*WORK REQUIRED*
Read the listing below and copy out every line that holds "ditto".

*MATERIAL SHOWN*

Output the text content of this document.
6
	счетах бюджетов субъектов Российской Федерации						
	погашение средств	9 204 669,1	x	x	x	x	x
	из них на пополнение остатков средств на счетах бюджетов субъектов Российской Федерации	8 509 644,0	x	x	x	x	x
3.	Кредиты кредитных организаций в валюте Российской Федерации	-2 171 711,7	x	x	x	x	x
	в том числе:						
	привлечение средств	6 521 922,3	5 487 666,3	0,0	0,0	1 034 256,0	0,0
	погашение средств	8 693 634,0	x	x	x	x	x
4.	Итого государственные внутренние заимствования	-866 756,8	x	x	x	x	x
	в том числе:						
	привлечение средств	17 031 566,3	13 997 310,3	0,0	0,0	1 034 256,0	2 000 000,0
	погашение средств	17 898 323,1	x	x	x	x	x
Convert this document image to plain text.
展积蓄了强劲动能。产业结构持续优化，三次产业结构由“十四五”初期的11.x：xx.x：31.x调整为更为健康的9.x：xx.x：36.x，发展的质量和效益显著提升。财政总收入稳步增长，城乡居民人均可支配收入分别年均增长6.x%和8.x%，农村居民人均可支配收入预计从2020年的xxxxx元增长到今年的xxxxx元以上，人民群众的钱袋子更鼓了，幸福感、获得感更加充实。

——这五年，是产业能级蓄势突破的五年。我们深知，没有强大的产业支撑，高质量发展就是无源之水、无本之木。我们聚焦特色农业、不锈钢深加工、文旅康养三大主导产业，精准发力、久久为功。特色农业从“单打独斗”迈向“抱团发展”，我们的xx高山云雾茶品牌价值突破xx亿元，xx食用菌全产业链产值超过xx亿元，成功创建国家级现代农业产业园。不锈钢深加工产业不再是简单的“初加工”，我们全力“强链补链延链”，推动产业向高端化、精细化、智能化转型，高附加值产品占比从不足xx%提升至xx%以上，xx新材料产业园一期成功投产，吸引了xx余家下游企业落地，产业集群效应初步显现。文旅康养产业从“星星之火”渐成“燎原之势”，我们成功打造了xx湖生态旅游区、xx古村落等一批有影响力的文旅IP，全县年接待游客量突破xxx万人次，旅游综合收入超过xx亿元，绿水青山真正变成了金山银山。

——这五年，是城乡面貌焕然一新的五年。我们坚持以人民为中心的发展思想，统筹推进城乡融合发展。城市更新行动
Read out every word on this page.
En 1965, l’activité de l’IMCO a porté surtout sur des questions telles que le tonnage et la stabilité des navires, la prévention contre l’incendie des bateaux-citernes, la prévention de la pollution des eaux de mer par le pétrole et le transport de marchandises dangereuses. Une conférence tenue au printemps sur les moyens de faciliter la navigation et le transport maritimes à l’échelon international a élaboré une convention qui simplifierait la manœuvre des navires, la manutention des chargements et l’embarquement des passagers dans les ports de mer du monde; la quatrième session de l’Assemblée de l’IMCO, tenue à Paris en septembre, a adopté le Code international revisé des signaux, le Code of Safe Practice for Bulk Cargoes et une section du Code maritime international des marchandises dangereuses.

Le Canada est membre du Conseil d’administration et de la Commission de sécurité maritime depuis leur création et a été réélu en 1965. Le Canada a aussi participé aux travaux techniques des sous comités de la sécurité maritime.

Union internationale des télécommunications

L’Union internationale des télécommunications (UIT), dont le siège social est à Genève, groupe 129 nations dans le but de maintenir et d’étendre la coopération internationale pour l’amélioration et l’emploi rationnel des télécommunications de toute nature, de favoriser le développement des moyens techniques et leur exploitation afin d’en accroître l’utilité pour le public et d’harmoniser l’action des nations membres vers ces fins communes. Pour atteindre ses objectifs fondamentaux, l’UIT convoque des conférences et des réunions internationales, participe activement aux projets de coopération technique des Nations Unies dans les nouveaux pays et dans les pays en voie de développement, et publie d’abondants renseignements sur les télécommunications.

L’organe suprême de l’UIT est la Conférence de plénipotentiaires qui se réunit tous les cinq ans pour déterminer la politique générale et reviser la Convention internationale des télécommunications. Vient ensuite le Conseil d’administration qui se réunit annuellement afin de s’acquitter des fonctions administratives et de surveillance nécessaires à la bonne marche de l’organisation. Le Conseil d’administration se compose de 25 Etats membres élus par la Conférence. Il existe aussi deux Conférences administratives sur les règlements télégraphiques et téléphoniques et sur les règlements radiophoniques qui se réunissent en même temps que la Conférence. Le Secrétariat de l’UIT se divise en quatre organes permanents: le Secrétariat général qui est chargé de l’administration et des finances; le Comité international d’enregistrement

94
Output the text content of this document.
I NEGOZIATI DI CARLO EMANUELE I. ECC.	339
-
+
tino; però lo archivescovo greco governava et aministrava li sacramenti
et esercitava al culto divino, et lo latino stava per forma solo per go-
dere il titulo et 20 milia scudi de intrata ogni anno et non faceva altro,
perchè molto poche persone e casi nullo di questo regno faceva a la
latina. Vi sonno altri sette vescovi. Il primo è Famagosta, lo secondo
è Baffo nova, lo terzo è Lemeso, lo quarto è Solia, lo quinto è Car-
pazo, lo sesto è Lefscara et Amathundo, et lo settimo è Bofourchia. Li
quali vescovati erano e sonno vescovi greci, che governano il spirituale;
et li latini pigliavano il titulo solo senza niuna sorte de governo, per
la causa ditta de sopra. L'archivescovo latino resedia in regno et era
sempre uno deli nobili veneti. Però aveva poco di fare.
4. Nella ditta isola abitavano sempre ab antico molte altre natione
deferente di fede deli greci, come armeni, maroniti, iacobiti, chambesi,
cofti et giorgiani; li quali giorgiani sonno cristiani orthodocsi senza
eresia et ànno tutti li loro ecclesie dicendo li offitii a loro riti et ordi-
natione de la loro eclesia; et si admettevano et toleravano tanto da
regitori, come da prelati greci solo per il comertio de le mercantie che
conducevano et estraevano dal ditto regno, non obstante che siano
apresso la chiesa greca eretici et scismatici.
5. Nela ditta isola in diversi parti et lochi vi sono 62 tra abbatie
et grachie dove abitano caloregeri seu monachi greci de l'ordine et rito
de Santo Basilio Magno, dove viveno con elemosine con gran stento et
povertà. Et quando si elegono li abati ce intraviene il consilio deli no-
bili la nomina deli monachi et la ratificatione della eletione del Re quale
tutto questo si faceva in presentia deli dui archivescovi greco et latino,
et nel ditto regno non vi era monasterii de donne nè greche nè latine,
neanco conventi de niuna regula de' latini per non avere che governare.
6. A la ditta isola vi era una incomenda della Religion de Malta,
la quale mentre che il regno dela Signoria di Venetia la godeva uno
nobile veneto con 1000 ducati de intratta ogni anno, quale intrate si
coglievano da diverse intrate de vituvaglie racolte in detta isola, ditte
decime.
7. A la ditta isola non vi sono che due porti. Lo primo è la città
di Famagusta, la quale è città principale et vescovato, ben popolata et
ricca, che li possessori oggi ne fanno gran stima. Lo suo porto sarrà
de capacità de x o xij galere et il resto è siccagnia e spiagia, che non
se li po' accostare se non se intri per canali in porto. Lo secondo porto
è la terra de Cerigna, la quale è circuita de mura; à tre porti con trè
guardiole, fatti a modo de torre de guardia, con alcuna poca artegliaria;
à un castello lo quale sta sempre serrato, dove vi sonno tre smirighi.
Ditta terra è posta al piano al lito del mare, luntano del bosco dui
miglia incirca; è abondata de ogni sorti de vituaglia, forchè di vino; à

*ANSWER TO THIS EXERCISE*
conducevano et estraevano dal ditto regno, non obstante che siano
et nel ditto regno non vi era monasterii de donne nè greche nè latine,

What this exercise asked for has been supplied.